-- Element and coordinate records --
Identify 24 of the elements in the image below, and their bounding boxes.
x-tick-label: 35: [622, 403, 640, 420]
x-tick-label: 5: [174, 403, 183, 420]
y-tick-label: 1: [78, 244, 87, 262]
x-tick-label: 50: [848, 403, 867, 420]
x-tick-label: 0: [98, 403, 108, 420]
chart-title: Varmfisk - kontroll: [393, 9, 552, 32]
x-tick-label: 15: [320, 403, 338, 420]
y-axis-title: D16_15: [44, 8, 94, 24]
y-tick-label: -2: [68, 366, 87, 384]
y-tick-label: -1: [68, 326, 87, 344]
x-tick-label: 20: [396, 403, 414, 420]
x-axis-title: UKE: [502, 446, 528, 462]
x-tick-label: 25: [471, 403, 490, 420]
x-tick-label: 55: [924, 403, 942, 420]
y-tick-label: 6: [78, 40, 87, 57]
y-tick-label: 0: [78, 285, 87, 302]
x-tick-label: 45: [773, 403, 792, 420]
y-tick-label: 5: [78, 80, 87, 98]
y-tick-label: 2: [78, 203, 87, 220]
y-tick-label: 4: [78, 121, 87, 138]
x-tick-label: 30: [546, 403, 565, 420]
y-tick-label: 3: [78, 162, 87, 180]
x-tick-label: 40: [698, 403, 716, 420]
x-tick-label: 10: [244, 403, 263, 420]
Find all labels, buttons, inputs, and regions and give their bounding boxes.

* * *

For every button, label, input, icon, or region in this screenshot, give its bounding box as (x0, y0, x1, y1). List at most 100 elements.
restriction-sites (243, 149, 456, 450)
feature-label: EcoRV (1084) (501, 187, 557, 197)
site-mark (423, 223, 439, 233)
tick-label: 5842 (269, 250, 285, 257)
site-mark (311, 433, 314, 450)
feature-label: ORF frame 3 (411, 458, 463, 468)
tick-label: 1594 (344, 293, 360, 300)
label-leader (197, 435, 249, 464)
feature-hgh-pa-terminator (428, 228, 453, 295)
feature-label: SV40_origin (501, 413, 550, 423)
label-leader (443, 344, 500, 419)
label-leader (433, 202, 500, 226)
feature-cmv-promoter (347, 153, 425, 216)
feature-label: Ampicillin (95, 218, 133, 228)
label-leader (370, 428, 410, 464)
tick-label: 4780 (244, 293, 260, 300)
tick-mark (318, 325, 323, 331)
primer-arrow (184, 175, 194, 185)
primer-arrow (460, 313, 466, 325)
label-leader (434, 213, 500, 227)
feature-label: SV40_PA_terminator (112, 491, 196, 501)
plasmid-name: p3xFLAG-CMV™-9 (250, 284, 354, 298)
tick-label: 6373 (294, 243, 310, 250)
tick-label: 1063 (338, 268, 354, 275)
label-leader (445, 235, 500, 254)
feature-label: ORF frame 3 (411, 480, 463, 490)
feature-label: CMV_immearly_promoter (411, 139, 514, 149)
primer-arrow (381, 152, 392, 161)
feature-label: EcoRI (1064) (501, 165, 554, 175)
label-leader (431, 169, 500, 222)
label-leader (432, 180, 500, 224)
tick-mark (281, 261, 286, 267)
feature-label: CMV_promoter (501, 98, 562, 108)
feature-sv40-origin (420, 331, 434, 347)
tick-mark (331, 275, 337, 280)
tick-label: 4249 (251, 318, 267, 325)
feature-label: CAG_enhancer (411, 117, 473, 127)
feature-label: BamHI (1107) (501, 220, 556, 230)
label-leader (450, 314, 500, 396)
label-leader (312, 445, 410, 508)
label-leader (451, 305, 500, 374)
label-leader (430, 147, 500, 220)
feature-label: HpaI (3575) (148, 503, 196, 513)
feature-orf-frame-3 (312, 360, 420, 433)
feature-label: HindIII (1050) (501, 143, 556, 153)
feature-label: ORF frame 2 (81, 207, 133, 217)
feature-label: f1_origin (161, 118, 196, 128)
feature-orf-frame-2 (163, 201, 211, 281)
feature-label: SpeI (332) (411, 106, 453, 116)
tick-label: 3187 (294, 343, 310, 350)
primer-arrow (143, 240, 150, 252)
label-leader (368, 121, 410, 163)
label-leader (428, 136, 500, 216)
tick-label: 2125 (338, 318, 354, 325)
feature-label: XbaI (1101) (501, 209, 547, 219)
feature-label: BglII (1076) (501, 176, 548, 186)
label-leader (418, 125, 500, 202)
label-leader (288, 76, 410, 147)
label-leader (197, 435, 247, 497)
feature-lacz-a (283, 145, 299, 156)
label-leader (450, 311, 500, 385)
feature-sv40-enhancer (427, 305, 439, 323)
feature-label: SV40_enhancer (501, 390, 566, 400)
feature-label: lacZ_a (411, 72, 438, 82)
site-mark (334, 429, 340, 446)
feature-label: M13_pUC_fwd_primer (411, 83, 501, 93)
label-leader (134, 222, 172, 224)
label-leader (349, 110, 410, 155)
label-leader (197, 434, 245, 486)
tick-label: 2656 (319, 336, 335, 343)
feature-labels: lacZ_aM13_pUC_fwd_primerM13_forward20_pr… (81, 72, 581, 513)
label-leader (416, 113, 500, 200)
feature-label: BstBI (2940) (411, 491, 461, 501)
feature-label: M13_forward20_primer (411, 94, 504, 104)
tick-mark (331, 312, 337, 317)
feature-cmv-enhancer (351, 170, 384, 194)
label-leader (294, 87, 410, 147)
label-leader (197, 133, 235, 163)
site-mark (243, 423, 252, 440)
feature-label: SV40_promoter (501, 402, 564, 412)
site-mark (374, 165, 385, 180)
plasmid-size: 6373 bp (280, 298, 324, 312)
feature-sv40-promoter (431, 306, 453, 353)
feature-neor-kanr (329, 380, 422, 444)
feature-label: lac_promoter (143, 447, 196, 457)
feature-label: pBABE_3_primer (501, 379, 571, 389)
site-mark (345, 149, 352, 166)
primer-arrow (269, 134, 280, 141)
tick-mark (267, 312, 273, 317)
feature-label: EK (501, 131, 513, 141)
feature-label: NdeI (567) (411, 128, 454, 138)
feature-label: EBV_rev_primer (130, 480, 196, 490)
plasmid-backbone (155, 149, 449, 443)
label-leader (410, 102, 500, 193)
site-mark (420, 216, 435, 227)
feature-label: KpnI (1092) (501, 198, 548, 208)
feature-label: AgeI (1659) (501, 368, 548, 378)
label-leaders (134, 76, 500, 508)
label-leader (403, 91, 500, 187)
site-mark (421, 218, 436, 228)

-- WORK TO BE COMPLETED --
Can you update everything in the listing from the line containing "Identify 24 of" down to the line containing "Find all labels, buttons, inputs, and", replacing "y-tick-label" with "y-axis-label" and keeping all else unchanged?

-- PROBLEM SOLUTION --
Identify 24 of the elements in the image below, and their bounding boxes.
x-tick-label: 35: [622, 403, 640, 420]
x-tick-label: 5: [174, 403, 183, 420]
y-axis-label: 1: [78, 244, 87, 262]
x-tick-label: 50: [848, 403, 867, 420]
x-tick-label: 0: [98, 403, 108, 420]
chart-title: Varmfisk - kontroll: [393, 9, 552, 32]
x-tick-label: 15: [320, 403, 338, 420]
y-axis-title: D16_15: [44, 8, 94, 24]
y-axis-label: -2: [68, 366, 87, 384]
y-axis-label: -1: [68, 326, 87, 344]
x-tick-label: 20: [396, 403, 414, 420]
x-axis-title: UKE: [502, 446, 528, 462]
x-tick-label: 25: [471, 403, 490, 420]
x-tick-label: 55: [924, 403, 942, 420]
y-axis-label: 6: [78, 40, 87, 57]
y-axis-label: 0: [78, 285, 87, 302]
x-tick-label: 45: [773, 403, 792, 420]
y-axis-label: 5: [78, 80, 87, 98]
y-axis-label: 2: [78, 203, 87, 220]
y-axis-label: 4: [78, 121, 87, 138]
x-tick-label: 30: [546, 403, 565, 420]
y-axis-label: 3: [78, 162, 87, 180]
x-tick-label: 40: [698, 403, 716, 420]
x-tick-label: 10: [244, 403, 263, 420]
Find all labels, buttons, inputs, and regions and give their bounding boxes.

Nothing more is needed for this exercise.